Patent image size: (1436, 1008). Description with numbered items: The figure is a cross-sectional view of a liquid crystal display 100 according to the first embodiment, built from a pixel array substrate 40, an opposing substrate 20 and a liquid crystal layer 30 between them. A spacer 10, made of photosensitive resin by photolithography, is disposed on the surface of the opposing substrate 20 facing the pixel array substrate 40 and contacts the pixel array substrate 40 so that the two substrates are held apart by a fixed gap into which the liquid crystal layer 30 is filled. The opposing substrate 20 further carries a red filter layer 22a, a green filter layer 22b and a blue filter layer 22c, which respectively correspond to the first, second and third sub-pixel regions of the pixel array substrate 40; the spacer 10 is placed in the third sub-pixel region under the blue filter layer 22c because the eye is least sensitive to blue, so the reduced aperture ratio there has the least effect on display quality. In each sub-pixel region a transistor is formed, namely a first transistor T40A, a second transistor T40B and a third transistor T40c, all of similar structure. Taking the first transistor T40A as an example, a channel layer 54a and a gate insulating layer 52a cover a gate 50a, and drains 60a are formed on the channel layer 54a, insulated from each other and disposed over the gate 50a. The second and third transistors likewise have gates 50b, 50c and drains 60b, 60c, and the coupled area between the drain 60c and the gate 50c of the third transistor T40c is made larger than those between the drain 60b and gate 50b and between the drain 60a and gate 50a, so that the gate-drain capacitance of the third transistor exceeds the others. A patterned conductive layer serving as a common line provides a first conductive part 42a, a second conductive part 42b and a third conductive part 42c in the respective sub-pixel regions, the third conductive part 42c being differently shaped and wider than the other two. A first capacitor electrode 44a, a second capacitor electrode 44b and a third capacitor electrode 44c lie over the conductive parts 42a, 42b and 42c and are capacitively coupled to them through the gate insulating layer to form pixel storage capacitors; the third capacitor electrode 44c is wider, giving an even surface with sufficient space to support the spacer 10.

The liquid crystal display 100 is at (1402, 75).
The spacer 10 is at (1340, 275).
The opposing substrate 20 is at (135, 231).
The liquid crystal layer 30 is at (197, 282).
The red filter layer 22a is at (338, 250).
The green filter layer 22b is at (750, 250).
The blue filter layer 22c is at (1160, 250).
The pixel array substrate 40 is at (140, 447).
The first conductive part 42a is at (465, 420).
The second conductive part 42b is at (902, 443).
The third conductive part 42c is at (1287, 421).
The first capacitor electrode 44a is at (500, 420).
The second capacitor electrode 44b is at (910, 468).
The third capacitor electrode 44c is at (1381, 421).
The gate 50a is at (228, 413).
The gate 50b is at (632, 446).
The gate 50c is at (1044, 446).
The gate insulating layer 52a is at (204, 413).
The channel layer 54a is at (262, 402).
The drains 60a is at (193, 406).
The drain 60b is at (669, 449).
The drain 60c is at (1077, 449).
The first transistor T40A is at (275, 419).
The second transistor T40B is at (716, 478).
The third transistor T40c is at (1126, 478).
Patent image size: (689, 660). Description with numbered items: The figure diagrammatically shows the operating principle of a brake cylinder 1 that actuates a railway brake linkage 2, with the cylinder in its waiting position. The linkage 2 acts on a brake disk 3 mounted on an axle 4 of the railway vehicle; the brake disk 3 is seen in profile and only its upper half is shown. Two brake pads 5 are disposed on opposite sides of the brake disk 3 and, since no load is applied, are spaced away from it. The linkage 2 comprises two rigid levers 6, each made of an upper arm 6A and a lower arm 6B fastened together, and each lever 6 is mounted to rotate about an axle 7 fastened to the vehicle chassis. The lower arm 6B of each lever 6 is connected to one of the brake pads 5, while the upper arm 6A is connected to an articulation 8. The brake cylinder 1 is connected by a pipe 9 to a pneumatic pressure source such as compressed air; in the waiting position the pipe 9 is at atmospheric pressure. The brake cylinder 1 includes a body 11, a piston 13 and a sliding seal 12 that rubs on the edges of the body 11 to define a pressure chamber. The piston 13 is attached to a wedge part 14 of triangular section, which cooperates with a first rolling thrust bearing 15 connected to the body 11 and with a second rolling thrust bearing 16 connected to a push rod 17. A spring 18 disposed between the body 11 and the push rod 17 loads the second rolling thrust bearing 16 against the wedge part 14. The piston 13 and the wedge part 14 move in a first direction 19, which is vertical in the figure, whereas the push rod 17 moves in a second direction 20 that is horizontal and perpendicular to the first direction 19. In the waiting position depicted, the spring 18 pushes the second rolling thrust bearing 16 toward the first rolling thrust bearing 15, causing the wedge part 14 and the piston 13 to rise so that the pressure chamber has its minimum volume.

---

■ Short problem ■
Pick out every line of the records above that contains the word "toward", and copy each one.

■ Solution to this task ■
Patent image size: (689, 660). Description with numbered items: The figure diagrammatically shows the operating principle of a brake cylinder 1 that actuates a railway brake linkage 2, with the cylinder in its waiting position. The linkage 2 acts on a brake disk 3 mounted on an axle 4 of the railway vehicle; the brake disk 3 is seen in profile and only its upper half is shown. Two brake pads 5 are disposed on opposite sides of the brake disk 3 and, since no load is applied, are spaced away from it. The linkage 2 comprises two rigid levers 6, each made of an upper arm 6A and a lower arm 6B fastened together, and each lever 6 is mounted to rotate about an axle 7 fastened to the vehicle chassis. The lower arm 6B of each lever 6 is connected to one of the brake pads 5, while the upper arm 6A is connected to an articulation 8. The brake cylinder 1 is connected by a pipe 9 to a pneumatic pressure source such as compressed air; in the waiting position the pipe 9 is at atmospheric pressure. The brake cylinder 1 includes a body 11, a piston 13 and a sliding seal 12 that rubs on the edges of the body 11 to define a pressure chamber. The piston 13 is attached to a wedge part 14 of triangular section, which cooperates with a first rolling thrust bearing 15 connected to the body 11 and with a second rolling thrust bearing 16 connected to a push rod 17. A spring 18 disposed between the body 11 and the push rod 17 loads the second rolling thrust bearing 16 against the wedge part 14. The piston 13 and the wedge part 14 move in a first direction 19, which is vertical in the figure, whereas the push rod 17 moves in a second direction 20 that is horizontal and perpendicular to the first direction 19. In the waiting position depicted, the spring 18 pushes the second rolling thrust bearing 16 toward the first rolling thrust bearing 15, causing the wedge part 14 and the piston 13 to rise so that the pressure chamber has its minimum volume.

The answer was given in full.